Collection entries
※ ※ ※
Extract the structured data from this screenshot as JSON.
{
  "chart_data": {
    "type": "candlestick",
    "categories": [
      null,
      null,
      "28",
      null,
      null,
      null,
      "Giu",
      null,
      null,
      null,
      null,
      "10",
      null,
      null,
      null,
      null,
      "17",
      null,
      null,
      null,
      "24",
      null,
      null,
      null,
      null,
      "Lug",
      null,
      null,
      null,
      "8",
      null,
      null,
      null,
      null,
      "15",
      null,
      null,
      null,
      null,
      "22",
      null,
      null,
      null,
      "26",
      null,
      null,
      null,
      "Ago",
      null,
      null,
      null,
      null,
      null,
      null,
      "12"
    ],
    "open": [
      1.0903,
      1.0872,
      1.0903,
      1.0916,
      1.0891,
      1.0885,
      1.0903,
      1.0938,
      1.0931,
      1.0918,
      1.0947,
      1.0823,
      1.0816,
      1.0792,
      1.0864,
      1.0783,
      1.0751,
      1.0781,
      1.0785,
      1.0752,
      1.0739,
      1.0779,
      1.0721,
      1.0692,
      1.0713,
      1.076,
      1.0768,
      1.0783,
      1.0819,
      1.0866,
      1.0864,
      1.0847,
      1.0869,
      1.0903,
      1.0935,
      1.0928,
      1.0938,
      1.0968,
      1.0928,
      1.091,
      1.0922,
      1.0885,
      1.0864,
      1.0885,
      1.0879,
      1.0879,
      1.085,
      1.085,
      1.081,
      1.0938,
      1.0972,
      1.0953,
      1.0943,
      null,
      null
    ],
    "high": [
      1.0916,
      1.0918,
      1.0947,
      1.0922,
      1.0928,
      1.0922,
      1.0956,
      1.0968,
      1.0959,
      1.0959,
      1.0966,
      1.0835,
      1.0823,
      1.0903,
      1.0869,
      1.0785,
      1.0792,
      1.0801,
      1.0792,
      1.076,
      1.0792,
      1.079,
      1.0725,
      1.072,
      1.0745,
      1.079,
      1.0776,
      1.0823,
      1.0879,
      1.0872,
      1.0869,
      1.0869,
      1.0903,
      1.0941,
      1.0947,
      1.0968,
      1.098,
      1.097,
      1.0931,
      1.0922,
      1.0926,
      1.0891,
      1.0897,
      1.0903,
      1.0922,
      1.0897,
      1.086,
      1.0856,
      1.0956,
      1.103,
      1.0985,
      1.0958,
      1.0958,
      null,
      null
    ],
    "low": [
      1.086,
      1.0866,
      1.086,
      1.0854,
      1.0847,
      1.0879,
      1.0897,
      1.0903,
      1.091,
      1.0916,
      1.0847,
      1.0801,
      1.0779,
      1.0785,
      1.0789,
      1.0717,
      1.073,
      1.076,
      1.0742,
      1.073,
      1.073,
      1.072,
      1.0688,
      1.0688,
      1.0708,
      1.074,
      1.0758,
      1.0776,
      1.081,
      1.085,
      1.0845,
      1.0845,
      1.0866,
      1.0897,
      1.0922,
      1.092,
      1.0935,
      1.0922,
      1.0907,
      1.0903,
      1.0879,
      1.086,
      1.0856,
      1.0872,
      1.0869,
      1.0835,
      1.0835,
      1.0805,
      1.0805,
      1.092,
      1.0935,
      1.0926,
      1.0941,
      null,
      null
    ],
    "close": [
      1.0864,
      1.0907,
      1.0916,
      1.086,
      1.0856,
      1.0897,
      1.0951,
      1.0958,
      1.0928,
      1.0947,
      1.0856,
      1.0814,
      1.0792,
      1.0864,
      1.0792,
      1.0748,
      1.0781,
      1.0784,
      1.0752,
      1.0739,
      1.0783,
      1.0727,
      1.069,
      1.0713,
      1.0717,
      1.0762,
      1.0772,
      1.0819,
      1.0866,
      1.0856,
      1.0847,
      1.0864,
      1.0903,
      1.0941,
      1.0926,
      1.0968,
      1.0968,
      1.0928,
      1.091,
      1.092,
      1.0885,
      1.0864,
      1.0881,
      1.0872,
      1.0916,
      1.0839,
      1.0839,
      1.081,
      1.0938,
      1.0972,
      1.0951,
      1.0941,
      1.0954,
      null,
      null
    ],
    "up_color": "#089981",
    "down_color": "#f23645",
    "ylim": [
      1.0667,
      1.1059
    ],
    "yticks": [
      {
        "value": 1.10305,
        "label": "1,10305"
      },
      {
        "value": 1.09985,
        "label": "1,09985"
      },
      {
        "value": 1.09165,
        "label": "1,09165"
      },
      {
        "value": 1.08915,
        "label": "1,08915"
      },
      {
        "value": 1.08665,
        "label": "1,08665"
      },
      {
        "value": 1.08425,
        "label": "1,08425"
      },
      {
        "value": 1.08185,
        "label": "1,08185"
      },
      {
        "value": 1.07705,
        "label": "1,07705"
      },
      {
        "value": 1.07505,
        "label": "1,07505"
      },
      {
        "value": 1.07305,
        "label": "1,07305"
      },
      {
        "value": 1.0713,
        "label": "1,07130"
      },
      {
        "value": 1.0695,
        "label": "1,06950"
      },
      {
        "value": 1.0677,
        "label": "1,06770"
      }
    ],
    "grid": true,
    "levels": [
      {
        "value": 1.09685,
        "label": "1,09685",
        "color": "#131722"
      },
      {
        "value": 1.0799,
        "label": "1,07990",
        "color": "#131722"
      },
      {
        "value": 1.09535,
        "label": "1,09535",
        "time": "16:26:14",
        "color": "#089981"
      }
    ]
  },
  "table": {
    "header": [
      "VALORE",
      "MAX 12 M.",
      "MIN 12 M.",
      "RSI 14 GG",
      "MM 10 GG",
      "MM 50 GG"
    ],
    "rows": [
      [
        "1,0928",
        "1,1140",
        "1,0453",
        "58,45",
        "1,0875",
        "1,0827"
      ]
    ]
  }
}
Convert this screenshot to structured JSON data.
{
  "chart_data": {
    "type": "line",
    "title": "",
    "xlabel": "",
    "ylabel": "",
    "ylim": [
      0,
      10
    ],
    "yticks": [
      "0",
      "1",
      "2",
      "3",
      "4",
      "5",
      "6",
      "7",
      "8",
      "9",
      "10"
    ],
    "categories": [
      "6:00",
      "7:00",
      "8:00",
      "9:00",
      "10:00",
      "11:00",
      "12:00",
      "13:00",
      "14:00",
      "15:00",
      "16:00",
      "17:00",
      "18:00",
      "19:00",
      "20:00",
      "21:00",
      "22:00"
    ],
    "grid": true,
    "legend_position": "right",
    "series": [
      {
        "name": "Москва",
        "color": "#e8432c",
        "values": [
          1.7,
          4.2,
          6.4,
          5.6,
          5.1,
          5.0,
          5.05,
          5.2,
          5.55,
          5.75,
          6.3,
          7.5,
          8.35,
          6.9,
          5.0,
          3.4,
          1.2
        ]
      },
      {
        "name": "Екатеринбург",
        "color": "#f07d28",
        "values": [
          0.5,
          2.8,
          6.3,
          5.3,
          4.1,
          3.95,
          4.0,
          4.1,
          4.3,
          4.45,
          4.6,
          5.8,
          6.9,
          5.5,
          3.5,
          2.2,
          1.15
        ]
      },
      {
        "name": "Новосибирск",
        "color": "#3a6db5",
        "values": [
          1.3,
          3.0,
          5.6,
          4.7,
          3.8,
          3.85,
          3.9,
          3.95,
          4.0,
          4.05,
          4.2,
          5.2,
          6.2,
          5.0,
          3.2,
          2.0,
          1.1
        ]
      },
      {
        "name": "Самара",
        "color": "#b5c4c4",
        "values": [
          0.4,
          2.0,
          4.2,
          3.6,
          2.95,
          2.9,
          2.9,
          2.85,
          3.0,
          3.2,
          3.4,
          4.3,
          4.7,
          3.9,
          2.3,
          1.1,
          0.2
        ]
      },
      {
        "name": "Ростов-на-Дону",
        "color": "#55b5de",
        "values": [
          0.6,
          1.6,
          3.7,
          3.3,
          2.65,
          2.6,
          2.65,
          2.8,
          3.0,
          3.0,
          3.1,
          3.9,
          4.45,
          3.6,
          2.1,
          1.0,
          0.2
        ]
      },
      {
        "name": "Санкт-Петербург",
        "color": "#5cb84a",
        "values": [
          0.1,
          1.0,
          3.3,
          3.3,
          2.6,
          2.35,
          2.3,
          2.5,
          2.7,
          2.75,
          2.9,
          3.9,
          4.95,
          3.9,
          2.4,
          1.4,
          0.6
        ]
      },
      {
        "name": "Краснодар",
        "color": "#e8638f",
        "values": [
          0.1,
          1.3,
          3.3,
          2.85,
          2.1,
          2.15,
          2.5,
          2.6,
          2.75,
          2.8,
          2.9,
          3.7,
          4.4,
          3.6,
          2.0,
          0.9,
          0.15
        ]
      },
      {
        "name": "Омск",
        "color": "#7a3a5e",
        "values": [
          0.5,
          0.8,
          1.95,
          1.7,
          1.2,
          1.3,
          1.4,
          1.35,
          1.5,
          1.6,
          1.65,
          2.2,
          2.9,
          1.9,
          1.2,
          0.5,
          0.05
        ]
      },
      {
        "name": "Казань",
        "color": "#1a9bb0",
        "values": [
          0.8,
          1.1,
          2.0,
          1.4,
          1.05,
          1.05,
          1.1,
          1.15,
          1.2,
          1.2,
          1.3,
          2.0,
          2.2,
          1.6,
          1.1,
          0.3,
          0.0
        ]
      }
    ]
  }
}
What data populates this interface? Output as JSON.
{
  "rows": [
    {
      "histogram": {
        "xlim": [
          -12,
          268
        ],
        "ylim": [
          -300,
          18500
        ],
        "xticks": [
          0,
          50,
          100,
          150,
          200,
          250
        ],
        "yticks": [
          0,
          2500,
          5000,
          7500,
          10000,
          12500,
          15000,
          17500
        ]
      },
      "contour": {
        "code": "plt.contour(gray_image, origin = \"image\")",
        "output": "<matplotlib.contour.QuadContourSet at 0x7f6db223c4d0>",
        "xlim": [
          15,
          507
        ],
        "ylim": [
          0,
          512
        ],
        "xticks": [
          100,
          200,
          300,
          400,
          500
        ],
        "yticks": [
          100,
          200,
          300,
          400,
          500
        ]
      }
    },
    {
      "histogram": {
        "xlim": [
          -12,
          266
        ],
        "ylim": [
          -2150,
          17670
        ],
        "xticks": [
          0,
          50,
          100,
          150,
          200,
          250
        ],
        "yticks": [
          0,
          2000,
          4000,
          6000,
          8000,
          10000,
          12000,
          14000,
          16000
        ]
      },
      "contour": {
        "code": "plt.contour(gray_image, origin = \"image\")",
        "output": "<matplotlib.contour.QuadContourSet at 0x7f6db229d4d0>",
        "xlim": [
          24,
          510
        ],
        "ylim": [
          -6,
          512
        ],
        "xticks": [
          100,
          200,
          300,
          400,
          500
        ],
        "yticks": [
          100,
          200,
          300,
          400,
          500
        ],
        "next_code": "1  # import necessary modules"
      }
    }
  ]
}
※ ※ ※
Write out exactly the lines of the entries above that run from the line containing "What data populates" through the last line, including both.

→ **Response to this task**
What data populates this interface? Output as JSON.
{
  "rows": [
    {
      "histogram": {
        "xlim": [
          -12,
          268
        ],
        "ylim": [
          -300,
          18500
        ],
        "xticks": [
          0,
          50,
          100,
          150,
          200,
          250
        ],
        "yticks": [
          0,
          2500,
          5000,
          7500,
          10000,
          12500,
          15000,
          17500
        ]
      },
      "contour": {
        "code": "plt.contour(gray_image, origin = \"image\")",
        "output": "<matplotlib.contour.QuadContourSet at 0x7f6db223c4d0>",
        "xlim": [
          15,
          507
        ],
        "ylim": [
          0,
          512
        ],
        "xticks": [
          100,
          200,
          300,
          400,
          500
        ],
        "yticks": [
          100,
          200,
          300,
          400,
          500
        ]
      }
    },
    {
      "histogram": {
        "xlim": [
          -12,
          266
        ],
        "ylim": [
          -2150,
          17670
        ],
        "xticks": [
          0,
          50,
          100,
          150,
          200,
          250
        ],
        "yticks": [
          0,
          2000,
          4000,
          6000,
          8000,
          10000,
          12000,
          14000,
          16000
        ]
      },
      "contour": {
        "code": "plt.contour(gray_image, origin = \"image\")",
        "output": "<matplotlib.contour.QuadContourSet at 0x7f6db229d4d0>",
        "xlim": [
          24,
          510
        ],
        "ylim": [
          -6,
          512
        ],
        "xticks": [
          100,
          200,
          300,
          400,
          500
        ],
        "yticks": [
          100,
          200,
          300,
          400,
          500
        ],
        "next_code": "1  # import necessary modules"
      }
    }
  ]
}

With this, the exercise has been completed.